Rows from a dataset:
--- Begin ---

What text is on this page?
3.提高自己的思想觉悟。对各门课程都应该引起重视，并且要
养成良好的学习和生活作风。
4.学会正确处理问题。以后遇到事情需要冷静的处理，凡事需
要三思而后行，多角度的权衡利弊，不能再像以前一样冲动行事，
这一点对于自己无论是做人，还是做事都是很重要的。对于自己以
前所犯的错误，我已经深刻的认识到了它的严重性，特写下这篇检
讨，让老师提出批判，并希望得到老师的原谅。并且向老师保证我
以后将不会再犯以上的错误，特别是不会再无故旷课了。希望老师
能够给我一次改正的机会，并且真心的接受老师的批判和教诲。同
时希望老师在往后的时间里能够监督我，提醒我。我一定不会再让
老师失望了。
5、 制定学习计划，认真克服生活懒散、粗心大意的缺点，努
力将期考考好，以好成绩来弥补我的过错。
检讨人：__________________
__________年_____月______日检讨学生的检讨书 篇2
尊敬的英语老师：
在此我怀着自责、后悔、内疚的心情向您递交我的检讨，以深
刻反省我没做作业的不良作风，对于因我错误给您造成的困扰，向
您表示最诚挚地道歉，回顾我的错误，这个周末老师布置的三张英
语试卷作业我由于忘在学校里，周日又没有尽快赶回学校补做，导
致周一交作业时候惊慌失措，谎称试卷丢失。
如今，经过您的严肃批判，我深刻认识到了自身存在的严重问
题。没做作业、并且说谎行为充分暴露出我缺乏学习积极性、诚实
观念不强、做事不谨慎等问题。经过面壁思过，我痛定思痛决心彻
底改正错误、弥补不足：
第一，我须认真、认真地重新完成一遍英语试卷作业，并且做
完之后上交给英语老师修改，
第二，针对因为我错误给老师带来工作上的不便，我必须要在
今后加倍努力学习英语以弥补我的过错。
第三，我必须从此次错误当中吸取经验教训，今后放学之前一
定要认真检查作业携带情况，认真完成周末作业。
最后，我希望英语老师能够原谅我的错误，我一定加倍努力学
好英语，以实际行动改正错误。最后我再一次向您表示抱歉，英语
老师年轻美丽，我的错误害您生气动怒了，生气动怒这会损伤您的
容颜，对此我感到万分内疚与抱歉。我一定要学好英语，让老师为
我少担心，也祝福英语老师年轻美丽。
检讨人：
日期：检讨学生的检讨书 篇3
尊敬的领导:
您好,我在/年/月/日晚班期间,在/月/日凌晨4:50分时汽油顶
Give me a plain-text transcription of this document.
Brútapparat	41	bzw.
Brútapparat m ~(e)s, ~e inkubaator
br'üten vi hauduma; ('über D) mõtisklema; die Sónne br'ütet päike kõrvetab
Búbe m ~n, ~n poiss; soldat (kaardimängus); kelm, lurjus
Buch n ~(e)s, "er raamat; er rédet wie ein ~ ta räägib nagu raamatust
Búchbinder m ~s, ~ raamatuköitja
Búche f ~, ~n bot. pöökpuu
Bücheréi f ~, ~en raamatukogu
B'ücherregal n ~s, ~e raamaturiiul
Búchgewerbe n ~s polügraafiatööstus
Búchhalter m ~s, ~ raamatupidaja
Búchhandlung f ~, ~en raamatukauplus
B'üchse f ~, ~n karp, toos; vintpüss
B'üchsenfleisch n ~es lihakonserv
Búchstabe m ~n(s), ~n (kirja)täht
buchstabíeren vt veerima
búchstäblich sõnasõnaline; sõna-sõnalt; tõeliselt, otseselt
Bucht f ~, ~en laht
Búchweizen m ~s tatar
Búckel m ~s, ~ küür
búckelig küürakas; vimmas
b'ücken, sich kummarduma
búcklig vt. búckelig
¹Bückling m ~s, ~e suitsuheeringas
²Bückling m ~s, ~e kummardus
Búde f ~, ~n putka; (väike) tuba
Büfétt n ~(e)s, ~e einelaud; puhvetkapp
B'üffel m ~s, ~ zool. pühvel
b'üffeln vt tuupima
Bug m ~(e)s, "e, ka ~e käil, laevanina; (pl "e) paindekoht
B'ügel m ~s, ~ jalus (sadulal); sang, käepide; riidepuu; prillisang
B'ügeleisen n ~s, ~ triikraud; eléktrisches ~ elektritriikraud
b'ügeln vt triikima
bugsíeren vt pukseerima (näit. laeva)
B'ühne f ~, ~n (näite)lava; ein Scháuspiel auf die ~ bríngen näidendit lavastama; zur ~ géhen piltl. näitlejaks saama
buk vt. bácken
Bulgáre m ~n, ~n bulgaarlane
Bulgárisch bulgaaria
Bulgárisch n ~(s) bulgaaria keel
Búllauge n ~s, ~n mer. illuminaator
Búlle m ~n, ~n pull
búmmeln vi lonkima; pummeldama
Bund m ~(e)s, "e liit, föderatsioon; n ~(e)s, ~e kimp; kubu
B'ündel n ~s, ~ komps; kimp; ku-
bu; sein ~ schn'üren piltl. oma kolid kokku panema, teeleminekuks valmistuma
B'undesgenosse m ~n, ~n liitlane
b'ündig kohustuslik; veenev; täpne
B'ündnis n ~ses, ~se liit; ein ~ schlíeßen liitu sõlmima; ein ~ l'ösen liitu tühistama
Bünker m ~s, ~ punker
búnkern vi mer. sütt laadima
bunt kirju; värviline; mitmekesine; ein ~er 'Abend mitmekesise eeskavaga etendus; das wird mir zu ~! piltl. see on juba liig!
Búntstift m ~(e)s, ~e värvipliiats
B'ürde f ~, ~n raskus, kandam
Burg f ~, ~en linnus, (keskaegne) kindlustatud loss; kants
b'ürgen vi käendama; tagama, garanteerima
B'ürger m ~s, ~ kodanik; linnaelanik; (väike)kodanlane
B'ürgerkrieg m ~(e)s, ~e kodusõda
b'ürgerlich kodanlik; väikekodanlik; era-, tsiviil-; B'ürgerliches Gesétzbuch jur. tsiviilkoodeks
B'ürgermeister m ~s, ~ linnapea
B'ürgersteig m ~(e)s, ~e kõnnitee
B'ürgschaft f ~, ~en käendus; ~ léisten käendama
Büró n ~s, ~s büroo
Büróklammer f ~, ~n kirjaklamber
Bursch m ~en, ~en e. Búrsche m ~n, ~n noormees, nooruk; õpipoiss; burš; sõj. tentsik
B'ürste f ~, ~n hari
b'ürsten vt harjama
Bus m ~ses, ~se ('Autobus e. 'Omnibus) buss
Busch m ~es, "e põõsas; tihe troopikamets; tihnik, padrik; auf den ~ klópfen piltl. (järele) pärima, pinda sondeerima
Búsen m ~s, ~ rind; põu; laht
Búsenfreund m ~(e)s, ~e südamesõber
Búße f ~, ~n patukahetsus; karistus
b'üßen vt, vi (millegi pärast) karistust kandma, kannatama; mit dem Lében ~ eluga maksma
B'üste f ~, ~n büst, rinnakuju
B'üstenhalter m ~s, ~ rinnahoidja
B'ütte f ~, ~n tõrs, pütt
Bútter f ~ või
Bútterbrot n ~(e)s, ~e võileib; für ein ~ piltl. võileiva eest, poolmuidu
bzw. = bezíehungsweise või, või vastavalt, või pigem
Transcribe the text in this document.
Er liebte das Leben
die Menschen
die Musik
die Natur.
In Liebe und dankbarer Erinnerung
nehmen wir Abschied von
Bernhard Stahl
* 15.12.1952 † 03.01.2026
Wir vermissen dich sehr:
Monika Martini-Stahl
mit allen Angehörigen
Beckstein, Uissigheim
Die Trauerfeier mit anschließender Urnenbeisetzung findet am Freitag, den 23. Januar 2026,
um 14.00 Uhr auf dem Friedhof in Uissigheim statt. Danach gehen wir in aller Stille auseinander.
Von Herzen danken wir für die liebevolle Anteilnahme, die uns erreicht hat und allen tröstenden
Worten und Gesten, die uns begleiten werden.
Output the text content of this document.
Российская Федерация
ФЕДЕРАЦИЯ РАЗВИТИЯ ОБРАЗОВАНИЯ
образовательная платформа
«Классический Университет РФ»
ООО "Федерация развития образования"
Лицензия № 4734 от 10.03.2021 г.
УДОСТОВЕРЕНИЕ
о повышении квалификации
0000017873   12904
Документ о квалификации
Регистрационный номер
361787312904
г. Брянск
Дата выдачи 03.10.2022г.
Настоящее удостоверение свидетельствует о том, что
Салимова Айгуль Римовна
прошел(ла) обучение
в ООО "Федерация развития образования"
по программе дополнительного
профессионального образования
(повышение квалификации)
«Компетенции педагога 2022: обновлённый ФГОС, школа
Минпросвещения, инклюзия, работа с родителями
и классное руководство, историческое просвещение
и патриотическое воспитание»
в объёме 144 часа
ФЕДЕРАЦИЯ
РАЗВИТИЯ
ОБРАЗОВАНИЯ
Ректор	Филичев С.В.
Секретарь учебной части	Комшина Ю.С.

--- End ---

Find the lines with the string "búckelig" and reproduce them.

búckelig küürakas; vimmas
búcklig vt. búckelig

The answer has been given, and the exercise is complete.